BEGIN DATA SECTION
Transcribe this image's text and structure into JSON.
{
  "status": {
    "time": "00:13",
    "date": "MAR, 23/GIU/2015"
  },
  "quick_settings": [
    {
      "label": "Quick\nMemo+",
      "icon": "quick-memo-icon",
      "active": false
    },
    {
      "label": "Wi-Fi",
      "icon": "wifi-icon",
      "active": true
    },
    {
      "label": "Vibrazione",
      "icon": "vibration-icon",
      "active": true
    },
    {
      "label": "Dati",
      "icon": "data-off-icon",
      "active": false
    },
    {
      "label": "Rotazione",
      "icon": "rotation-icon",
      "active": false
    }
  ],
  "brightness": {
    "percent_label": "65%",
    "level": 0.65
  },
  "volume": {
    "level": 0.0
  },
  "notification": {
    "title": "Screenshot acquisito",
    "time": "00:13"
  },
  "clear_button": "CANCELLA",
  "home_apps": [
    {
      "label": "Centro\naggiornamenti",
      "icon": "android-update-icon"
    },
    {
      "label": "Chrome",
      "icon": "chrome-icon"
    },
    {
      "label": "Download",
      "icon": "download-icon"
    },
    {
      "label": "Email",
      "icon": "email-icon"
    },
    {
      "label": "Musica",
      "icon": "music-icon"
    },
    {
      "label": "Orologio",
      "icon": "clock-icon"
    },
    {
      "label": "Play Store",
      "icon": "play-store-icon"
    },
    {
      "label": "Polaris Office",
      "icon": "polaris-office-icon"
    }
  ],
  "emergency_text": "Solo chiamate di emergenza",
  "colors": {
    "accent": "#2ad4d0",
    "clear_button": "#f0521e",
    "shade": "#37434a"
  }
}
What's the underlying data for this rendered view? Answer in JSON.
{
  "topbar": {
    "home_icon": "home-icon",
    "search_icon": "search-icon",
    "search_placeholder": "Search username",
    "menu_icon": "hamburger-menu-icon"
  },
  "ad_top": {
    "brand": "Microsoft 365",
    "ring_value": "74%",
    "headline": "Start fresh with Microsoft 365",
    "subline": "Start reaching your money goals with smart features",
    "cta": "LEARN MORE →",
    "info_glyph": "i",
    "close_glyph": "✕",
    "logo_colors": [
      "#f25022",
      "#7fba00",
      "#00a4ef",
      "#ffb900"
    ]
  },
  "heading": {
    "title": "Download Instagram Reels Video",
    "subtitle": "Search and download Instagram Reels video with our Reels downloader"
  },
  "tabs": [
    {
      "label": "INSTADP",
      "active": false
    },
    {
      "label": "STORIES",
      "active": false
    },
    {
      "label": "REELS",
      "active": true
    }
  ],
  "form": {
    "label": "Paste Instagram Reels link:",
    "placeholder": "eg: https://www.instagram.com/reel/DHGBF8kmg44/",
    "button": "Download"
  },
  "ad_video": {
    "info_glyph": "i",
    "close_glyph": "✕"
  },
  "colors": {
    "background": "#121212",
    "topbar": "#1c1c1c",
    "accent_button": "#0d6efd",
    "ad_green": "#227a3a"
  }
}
END DATA SECTION
◆ **INSTRUCTIONS FOR THE TASK**:
Each of the records should be retyped exactly.

◆ **THE RESULT**:
Transcribe this image's text and structure into JSON.
{
  "status": {
    "time": "00:13",
    "date": "MAR, 23/GIU/2015"
  },
  "quick_settings": [
    {
      "label": "Quick\nMemo+",
      "icon": "quick-memo-icon",
      "active": false
    },
    {
      "label": "Wi-Fi",
      "icon": "wifi-icon",
      "active": true
    },
    {
      "label": "Vibrazione",
      "icon": "vibration-icon",
      "active": true
    },
    {
      "label": "Dati",
      "icon": "data-off-icon",
      "active": false
    },
    {
      "label": "Rotazione",
      "icon": "rotation-icon",
      "active": false
    }
  ],
  "brightness": {
    "percent_label": "65%",
    "level": 0.65
  },
  "volume": {
    "level": 0.0
  },
  "notification": {
    "title": "Screenshot acquisito",
    "time": "00:13"
  },
  "clear_button": "CANCELLA",
  "home_apps": [
    {
      "label": "Centro\naggiornamenti",
      "icon": "android-update-icon"
    },
    {
      "label": "Chrome",
      "icon": "chrome-icon"
    },
    {
      "label": "Download",
      "icon": "download-icon"
    },
    {
      "label": "Email",
      "icon": "email-icon"
    },
    {
      "label": "Musica",
      "icon": "music-icon"
    },
    {
      "label": "Orologio",
      "icon": "clock-icon"
    },
    {
      "label": "Play Store",
      "icon": "play-store-icon"
    },
    {
      "label": "Polaris Office",
      "icon": "polaris-office-icon"
    }
  ],
  "emergency_text": "Solo chiamate di emergenza",
  "colors": {
    "accent": "#2ad4d0",
    "clear_button": "#f0521e",
    "shade": "#37434a"
  }
}
What's the underlying data for this rendered view? Answer in JSON.
{
  "topbar": {
    "home_icon": "home-icon",
    "search_icon": "search-icon",
    "search_placeholder": "Search username",
    "menu_icon": "hamburger-menu-icon"
  },
  "ad_top": {
    "brand": "Microsoft 365",
    "ring_value": "74%",
    "headline": "Start fresh with Microsoft 365",
    "subline": "Start reaching your money goals with smart features",
    "cta": "LEARN MORE →",
    "info_glyph": "i",
    "close_glyph": "✕",
    "logo_colors": [
      "#f25022",
      "#7fba00",
      "#00a4ef",
      "#ffb900"
    ]
  },
  "heading": {
    "title": "Download Instagram Reels Video",
    "subtitle": "Search and download Instagram Reels video with our Reels downloader"
  },
  "tabs": [
    {
      "label": "INSTADP",
      "active": false
    },
    {
      "label": "STORIES",
      "active": false
    },
    {
      "label": "REELS",
      "active": true
    }
  ],
  "form": {
    "label": "Paste Instagram Reels link:",
    "placeholder": "eg: https://www.instagram.com/reel/DHGBF8kmg44/",
    "button": "Download"
  },
  "ad_video": {
    "info_glyph": "i",
    "close_glyph": "✕"
  },
  "colors": {
    "background": "#121212",
    "topbar": "#1c1c1c",
    "accent_button": "#0d6efd",
    "ad_green": "#227a3a"
  }
}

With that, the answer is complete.